##### TASK DATA #####

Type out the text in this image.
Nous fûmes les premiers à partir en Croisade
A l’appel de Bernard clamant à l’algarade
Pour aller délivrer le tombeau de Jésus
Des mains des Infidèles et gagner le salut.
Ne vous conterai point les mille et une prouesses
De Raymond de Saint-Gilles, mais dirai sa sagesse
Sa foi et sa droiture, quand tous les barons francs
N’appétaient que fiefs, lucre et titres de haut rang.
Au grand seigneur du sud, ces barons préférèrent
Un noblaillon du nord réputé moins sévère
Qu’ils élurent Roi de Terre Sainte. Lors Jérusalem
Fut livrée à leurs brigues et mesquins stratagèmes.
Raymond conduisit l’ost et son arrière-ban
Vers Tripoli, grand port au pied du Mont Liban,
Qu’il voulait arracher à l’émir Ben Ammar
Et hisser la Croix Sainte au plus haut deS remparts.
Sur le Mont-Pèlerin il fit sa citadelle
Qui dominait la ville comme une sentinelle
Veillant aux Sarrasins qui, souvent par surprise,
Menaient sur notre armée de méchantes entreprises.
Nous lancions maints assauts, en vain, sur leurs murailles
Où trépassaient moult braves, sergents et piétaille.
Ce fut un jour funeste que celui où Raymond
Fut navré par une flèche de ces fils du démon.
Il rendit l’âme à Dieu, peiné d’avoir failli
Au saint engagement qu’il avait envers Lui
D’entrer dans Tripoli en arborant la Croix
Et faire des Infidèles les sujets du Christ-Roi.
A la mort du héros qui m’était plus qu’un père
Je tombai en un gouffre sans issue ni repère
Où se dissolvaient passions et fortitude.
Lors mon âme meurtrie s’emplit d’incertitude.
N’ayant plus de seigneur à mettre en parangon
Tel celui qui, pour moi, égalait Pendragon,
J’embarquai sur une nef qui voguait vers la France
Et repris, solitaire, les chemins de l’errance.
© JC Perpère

#####
##### TASK DATA #####

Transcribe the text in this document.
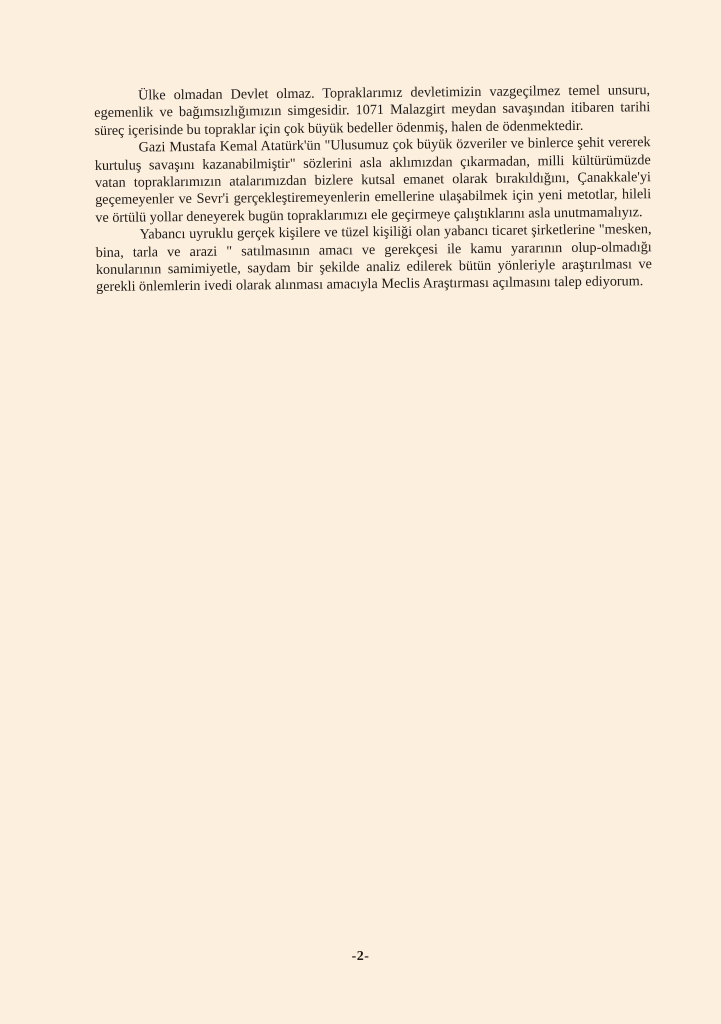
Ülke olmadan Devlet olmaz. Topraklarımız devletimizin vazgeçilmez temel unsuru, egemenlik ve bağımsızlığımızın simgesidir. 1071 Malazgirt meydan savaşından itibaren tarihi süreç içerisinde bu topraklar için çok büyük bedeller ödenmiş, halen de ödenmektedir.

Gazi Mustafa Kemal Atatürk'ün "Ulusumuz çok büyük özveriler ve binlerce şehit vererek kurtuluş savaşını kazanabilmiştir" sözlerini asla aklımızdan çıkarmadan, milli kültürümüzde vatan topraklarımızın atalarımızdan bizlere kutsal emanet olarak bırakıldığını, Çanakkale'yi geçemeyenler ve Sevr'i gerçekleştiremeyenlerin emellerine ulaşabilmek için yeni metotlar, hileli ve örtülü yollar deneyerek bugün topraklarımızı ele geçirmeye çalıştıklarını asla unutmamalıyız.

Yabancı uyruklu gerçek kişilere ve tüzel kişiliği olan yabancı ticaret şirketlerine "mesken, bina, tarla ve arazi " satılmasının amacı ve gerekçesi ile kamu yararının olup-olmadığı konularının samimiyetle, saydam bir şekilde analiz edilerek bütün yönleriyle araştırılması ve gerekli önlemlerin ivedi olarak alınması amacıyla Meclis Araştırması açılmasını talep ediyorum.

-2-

#####

Report how many lines in the records above contain the word "celui", giving only the number.

## RESULT OF THIS TASK:
2